- **EXERCISE GOAL**
From the records, pick out and copy each line containing "Arts".

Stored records
+ + + + + + +

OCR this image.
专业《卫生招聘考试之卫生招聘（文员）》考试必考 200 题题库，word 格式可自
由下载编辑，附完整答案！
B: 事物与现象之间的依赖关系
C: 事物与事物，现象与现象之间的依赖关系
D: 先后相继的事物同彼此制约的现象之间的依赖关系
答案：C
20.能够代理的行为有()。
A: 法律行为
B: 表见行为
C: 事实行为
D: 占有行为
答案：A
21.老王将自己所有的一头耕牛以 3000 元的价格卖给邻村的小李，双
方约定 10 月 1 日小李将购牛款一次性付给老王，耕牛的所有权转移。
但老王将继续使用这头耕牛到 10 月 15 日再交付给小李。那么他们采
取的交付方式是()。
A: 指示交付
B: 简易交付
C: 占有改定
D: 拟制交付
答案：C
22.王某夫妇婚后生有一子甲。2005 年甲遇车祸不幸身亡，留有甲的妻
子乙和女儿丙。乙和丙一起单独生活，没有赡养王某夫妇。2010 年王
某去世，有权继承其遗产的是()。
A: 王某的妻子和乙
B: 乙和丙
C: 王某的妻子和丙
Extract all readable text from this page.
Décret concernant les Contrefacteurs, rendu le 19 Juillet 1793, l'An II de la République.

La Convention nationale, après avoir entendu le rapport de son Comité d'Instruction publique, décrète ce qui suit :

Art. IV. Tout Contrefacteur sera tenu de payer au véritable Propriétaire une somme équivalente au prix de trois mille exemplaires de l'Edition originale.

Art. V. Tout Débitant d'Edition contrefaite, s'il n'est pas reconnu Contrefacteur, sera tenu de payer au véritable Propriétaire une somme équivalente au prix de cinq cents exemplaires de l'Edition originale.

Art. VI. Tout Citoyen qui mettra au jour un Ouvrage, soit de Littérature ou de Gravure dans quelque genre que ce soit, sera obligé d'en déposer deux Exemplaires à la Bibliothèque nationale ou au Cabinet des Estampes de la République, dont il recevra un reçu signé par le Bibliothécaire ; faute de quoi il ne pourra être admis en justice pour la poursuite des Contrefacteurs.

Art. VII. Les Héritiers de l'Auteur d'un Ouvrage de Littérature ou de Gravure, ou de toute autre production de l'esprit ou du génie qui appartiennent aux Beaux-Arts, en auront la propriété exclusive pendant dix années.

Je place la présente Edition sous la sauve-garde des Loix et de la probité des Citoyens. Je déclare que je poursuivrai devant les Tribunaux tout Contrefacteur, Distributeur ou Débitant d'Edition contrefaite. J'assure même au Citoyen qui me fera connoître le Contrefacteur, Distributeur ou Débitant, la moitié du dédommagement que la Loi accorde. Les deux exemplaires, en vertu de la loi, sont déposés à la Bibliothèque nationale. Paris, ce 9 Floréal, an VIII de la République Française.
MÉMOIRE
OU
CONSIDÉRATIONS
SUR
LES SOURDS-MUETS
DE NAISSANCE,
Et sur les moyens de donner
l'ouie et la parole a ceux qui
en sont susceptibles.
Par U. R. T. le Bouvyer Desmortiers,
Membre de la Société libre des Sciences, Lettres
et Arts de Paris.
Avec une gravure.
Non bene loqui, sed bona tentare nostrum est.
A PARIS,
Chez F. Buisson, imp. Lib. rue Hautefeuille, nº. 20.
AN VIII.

+ + + + + + +

- **SOLUTION**
Art. VII. Les Héritiers de l'Auteur d'un Ouvrage de Littérature ou de Gravure, ou de toute autre production de l'esprit ou du génie qui appartiennent aux Beaux-Arts, en auront la propriété exclusive pendant dix années.
et Arts de Paris.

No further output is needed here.